━━━━━ Rows ━━━━━

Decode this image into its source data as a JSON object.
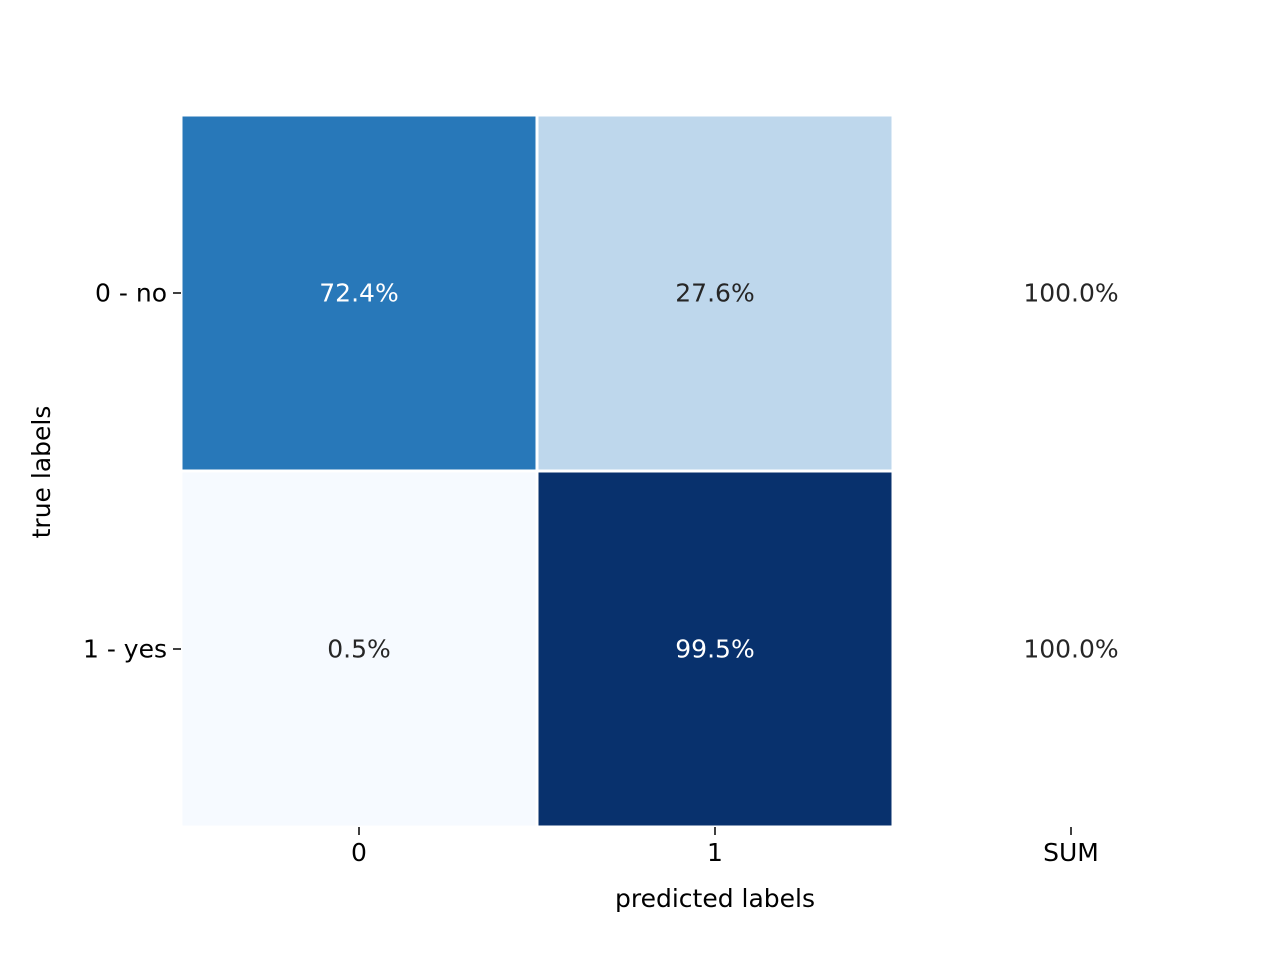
{
  "chart_data": {
    "type": "heatmap",
    "title": "",
    "xlabel": "predicted labels",
    "ylabel": "true labels",
    "x_tick_labels": [
      "0",
      "1",
      "SUM"
    ],
    "y_tick_labels": [
      "0 - no",
      "1 - yes"
    ],
    "rows": [
      {
        "label": "0 - no",
        "cells": [
          {
            "value": 72.4,
            "text": "72.4%"
          },
          {
            "value": 27.6,
            "text": "27.6%"
          }
        ],
        "sum_text": "100.0%"
      },
      {
        "label": "1 - yes",
        "cells": [
          {
            "value": 0.5,
            "text": "0.5%"
          },
          {
            "value": 99.5,
            "text": "99.5%"
          }
        ],
        "sum_text": "100.0%"
      }
    ],
    "colormap": "Blues",
    "value_range": [
      0,
      100
    ],
    "colorbar": false,
    "grid": false
  },
  "colors": {
    "dark_text": "#262626",
    "light_text": "#ffffff",
    "cell_border": "#ffffff",
    "cmap_stops": [
      "#f7fbff",
      "#deebf7",
      "#c6dbef",
      "#9ecae1",
      "#6baed6",
      "#4292c6",
      "#2171b5",
      "#08519c",
      "#08306b"
    ]
  }
}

━━━━━

Each record above should be copied character for character, with pictures dropped.

Decode this image into its source data as a JSON object.
{
  "chart_data": {
    "type": "heatmap",
    "title": "",
    "xlabel": "predicted labels",
    "ylabel": "true labels",
    "x_tick_labels": [
      "0",
      "1",
      "SUM"
    ],
    "y_tick_labels": [
      "0 - no",
      "1 - yes"
    ],
    "rows": [
      {
        "label": "0 - no",
        "cells": [
          {
            "value": 72.4,
            "text": "72.4%"
          },
          {
            "value": 27.6,
            "text": "27.6%"
          }
        ],
        "sum_text": "100.0%"
      },
      {
        "label": "1 - yes",
        "cells": [
          {
            "value": 0.5,
            "text": "0.5%"
          },
          {
            "value": 99.5,
            "text": "99.5%"
          }
        ],
        "sum_text": "100.0%"
      }
    ],
    "colormap": "Blues",
    "value_range": [
      0,
      100
    ],
    "colorbar": false,
    "grid": false
  },
  "colors": {
    "dark_text": "#262626",
    "light_text": "#ffffff",
    "cell_border": "#ffffff",
    "cmap_stops": [
      "#f7fbff",
      "#deebf7",
      "#c6dbef",
      "#9ecae1",
      "#6baed6",
      "#4292c6",
      "#2171b5",
      "#08519c",
      "#08306b"
    ]
  }
}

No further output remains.